Stated goal: Reproduce the listing that follows with no differences at all.
>> Begin Entries
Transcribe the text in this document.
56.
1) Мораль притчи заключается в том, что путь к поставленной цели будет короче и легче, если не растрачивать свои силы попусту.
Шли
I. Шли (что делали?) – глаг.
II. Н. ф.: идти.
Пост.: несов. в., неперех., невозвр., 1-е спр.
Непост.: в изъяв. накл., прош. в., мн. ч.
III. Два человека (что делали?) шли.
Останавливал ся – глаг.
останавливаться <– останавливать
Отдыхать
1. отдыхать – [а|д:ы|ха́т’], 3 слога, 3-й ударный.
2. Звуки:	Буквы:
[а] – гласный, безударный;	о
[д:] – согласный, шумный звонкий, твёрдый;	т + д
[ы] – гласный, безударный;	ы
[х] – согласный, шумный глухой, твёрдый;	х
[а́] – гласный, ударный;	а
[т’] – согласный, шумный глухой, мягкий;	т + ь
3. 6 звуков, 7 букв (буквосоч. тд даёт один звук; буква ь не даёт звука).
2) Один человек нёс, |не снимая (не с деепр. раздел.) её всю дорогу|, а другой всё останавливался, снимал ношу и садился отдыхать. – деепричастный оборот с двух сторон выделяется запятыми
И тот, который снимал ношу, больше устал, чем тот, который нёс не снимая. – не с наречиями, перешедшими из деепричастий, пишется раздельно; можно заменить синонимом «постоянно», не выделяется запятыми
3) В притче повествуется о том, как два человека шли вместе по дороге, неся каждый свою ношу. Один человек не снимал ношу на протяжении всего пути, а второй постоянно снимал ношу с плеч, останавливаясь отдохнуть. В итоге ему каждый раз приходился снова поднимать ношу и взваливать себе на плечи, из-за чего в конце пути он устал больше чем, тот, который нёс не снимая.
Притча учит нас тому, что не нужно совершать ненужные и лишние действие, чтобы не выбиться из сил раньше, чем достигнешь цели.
>> End Entries
Task answer:
Transcribe the text in this document.
56.
1) Мораль притчи заключается в том, что путь к поставленной цели будет короче и легче, если не растрачивать свои силы попусту.
Шли
I. Шли (что делали?) – глаг.
II. Н. ф.: идти.
Пост.: несов. в., неперех., невозвр., 1-е спр.
Непост.: в изъяв. накл., прош. в., мн. ч.
III. Два человека (что делали?) шли.
Останавливал ся – глаг.
останавливаться <– останавливать
Отдыхать
1. отдыхать – [а|д:ы|ха́т’], 3 слога, 3-й ударный.
2. Звуки:	Буквы:
[а] – гласный, безударный;	о
[д:] – согласный, шумный звонкий, твёрдый;	т + д
[ы] – гласный, безударный;	ы
[х] – согласный, шумный глухой, твёрдый;	х
[а́] – гласный, ударный;	а
[т’] – согласный, шумный глухой, мягкий;	т + ь
3. 6 звуков, 7 букв (буквосоч. тд даёт один звук; буква ь не даёт звука).
2) Один человек нёс, |не снимая (не с деепр. раздел.) её всю дорогу|, а другой всё останавливался, снимал ношу и садился отдыхать. – деепричастный оборот с двух сторон выделяется запятыми
И тот, который снимал ношу, больше устал, чем тот, который нёс не снимая. – не с наречиями, перешедшими из деепричастий, пишется раздельно; можно заменить синонимом «постоянно», не выделяется запятыми
3) В притче повествуется о том, как два человека шли вместе по дороге, неся каждый свою ношу. Один человек не снимал ношу на протяжении всего пути, а второй постоянно снимал ношу с плеч, останавливаясь отдохнуть. В итоге ему каждый раз приходился снова поднимать ношу и взваливать себе на плечи, из-за чего в конце пути он устал больше чем, тот, который нёс не снимая.
Притча учит нас тому, что не нужно совершать ненужные и лишние действие, чтобы не выбиться из сил раньше, чем достигнешь цели.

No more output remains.